FERNANDO SCHÜLER
As aulas
voltaram, por essas semanas, e decidi tirar a limpo uma velha questão: há ou
não doutrinação ideológica em nossos livros didáticos? Pra responder à
pergunta, fui direto na fonte: analisei alguns dos livros de história e
sociologia mais adotados no país. Pesquisei nas editoras, encontrei uma
livraria que dispunha de todos os exemplares e pus mãos à obra. Já li muita
coisa na vida, mas não foram fáceis as horas que passei tentando entender o que
se dizia em todos aqueles livros. No fim, acho que entendi.
O
resultado é o seguinte: dos dez livros que analisei, 100% tem um claro viés
ideológico. Não encontrei, infelizmente, nenhum livro “pluralista” ou
particularmente cuidadoso ao tratar de temas de natureza política ou econômica.
Talvez livros assim existam, e gostaria muito de conhecê-los. Falo apenas dos
que me chegaram às mãos. Tudo livro “manco”. E sempre para o mesmo lado.
Com um
adendo: vale o mesmo para escolas públicas e privadas. Imagino não serem poucos
os sujeitos que jantam à noite, com os amigos, e reclamam do viés
“anticapitalista” da sociedade brasileira. Sem desconfiar que anticapitalista
mesmo é o discurso que seu filho adolescente vai engolir na manhã seguinte, sem
chance de reação, no colégio.
O viés
politico surge no recorte dos fatos, na seleção das imagens, nas indicações de
leitura, na recomendação de filmes e links culturais. A coisa toda opera à moda
Star Wars: o lado negro da força é a “globalização neoliberal” e coisas afins;
o lado bom é a “resistência” do Fórum Social Mundial, de Porto Alegre, e dos
“movimentos sociais”, MST à frente. Tudo parece rudimentar demais para ser
verdade. Mas está lá, nos livros em que nossos adolescentes estudarão.
No
Brasil contemporâneo, chega a ser engraçado. FHC é Darth Wader; Lula é Luke
Skywalker. Pra ser sincero, a saga de George Lucas me parece bem mais
sofisticada do que o roteiro seguido pelos nossos livros didáticos. Em
particular, quando tratam de nossa história recente.
No livro
Estudos de História, da Editora FTD, por exemplo, nossos alunos adolescentes
aprenderão o seguinte sobre o governo de Fernando Henrique: era neoliberal
(apesar de “tentar negar”) e seguiu a cartilha de Collor de Melo; os
“resultados dessas políticas foram desastrosos”. Na sua época, havia “denúncias
de escândalos, subornos, favorecimentos e corrupção” por todos os lados, mas
“pouca coisa se investigou”.

════════

■ Para resolver ■
A – Segundo o trecho da fonte, quantos livros didáticos foram analisados e que proporção deles apresentou viés ideológico?
B – Reproduza sem alterações as linhas dos dados disponíveis, começando pela primeira e parando depois da linha que contém "concept-label-science: science —".

■ Dados disponíveis ■
════════

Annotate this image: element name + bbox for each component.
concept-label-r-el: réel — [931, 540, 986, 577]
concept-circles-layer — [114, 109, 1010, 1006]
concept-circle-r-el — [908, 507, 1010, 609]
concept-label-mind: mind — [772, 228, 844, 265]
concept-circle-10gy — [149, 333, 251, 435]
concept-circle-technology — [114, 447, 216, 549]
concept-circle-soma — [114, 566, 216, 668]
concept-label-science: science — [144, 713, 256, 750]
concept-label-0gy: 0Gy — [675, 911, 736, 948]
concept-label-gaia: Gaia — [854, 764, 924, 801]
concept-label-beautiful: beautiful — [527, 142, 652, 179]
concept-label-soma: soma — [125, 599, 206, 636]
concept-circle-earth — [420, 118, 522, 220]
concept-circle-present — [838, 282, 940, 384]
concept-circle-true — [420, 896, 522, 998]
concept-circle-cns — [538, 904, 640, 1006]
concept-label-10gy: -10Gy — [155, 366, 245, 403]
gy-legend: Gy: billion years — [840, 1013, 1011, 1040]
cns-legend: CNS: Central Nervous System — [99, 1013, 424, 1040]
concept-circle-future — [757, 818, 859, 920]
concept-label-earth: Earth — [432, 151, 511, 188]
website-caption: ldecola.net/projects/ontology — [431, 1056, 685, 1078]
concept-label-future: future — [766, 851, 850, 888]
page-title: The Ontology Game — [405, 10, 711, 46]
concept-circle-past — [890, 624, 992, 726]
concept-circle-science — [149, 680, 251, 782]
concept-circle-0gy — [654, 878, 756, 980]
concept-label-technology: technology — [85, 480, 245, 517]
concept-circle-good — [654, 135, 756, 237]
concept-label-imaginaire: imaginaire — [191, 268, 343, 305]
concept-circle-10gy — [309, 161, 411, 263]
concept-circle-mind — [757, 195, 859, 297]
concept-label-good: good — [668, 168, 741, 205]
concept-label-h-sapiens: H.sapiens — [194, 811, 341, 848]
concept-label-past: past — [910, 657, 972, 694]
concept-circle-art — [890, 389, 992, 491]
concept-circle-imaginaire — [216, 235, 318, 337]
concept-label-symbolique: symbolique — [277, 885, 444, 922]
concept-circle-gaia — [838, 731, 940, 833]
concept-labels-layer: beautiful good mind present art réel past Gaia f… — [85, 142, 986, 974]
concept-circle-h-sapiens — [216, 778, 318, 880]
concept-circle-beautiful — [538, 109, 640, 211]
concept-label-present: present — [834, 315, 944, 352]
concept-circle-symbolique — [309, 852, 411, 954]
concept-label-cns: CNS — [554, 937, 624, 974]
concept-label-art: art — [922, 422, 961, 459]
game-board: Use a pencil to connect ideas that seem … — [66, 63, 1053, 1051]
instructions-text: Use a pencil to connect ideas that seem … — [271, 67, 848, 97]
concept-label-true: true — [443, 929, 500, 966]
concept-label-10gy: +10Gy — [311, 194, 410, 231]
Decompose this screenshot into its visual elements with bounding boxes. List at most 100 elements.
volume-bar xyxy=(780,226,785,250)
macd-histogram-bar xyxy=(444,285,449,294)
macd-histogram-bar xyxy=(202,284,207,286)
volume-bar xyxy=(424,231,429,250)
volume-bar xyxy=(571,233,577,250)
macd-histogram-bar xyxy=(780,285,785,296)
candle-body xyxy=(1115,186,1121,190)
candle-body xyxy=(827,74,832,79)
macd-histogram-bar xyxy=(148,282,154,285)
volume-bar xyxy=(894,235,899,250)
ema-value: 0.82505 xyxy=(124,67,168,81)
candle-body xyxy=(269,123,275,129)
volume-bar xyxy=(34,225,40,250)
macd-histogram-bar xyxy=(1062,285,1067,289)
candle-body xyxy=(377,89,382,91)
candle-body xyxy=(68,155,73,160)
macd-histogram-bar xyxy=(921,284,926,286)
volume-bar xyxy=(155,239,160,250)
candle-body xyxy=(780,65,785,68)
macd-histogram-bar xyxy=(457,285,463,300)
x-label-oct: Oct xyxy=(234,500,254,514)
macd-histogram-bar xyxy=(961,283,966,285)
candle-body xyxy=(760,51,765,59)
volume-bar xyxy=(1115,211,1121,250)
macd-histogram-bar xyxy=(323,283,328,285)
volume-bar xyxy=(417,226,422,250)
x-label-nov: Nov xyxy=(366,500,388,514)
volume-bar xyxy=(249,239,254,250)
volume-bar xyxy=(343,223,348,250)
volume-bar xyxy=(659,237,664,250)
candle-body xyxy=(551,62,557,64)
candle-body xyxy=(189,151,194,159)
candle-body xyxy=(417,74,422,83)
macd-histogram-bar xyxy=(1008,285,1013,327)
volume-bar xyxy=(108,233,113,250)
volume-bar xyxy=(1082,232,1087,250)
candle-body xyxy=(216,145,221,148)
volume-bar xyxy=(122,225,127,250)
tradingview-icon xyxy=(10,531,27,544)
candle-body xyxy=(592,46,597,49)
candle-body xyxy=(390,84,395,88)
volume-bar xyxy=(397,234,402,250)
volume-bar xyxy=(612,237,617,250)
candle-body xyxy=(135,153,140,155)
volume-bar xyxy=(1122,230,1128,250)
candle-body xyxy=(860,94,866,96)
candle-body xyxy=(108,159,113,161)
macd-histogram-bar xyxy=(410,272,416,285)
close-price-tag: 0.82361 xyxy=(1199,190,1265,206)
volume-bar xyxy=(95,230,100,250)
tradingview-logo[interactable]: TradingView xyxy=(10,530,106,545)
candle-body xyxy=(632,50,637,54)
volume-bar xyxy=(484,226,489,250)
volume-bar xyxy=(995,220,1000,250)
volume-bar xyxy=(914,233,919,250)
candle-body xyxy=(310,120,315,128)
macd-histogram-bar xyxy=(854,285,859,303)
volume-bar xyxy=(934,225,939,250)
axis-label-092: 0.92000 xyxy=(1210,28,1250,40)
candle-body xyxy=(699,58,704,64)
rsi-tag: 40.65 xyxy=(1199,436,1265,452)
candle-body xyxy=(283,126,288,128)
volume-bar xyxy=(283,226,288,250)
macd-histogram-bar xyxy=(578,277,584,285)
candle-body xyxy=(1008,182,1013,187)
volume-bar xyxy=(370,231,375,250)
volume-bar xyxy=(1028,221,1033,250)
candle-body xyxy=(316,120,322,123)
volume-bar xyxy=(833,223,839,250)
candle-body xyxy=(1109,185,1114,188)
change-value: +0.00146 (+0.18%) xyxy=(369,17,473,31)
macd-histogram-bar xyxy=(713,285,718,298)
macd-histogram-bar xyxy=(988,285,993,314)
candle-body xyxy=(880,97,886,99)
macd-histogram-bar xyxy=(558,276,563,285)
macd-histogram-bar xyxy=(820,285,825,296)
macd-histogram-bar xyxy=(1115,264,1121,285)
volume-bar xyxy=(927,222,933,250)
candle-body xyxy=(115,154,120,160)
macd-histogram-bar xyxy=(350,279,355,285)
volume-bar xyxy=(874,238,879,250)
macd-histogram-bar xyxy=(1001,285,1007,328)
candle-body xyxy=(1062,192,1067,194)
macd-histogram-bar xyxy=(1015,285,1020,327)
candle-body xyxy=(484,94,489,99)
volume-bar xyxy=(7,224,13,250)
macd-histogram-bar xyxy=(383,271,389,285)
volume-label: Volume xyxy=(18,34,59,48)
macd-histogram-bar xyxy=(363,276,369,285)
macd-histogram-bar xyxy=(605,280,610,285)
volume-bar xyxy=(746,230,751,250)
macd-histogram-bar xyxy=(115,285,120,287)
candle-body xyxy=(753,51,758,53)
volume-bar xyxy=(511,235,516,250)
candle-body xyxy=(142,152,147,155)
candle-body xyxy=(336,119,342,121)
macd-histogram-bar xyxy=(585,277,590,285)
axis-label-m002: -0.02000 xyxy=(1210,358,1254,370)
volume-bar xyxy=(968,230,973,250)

════════

■ Respostas ■
A – Foram analisados dez livros, e 100% deles tinham um claro viés ideológico.

B –
Annotate this image: element name + bbox for each component.
concept-label-r-el: réel — [931, 540, 986, 577]
concept-circles-layer — [114, 109, 1010, 1006]
concept-circle-r-el — [908, 507, 1010, 609]
concept-label-mind: mind — [772, 228, 844, 265]
concept-circle-10gy — [149, 333, 251, 435]
concept-circle-technology — [114, 447, 216, 549]
concept-circle-soma — [114, 566, 216, 668]
concept-label-science: science — [144, 713, 256, 750]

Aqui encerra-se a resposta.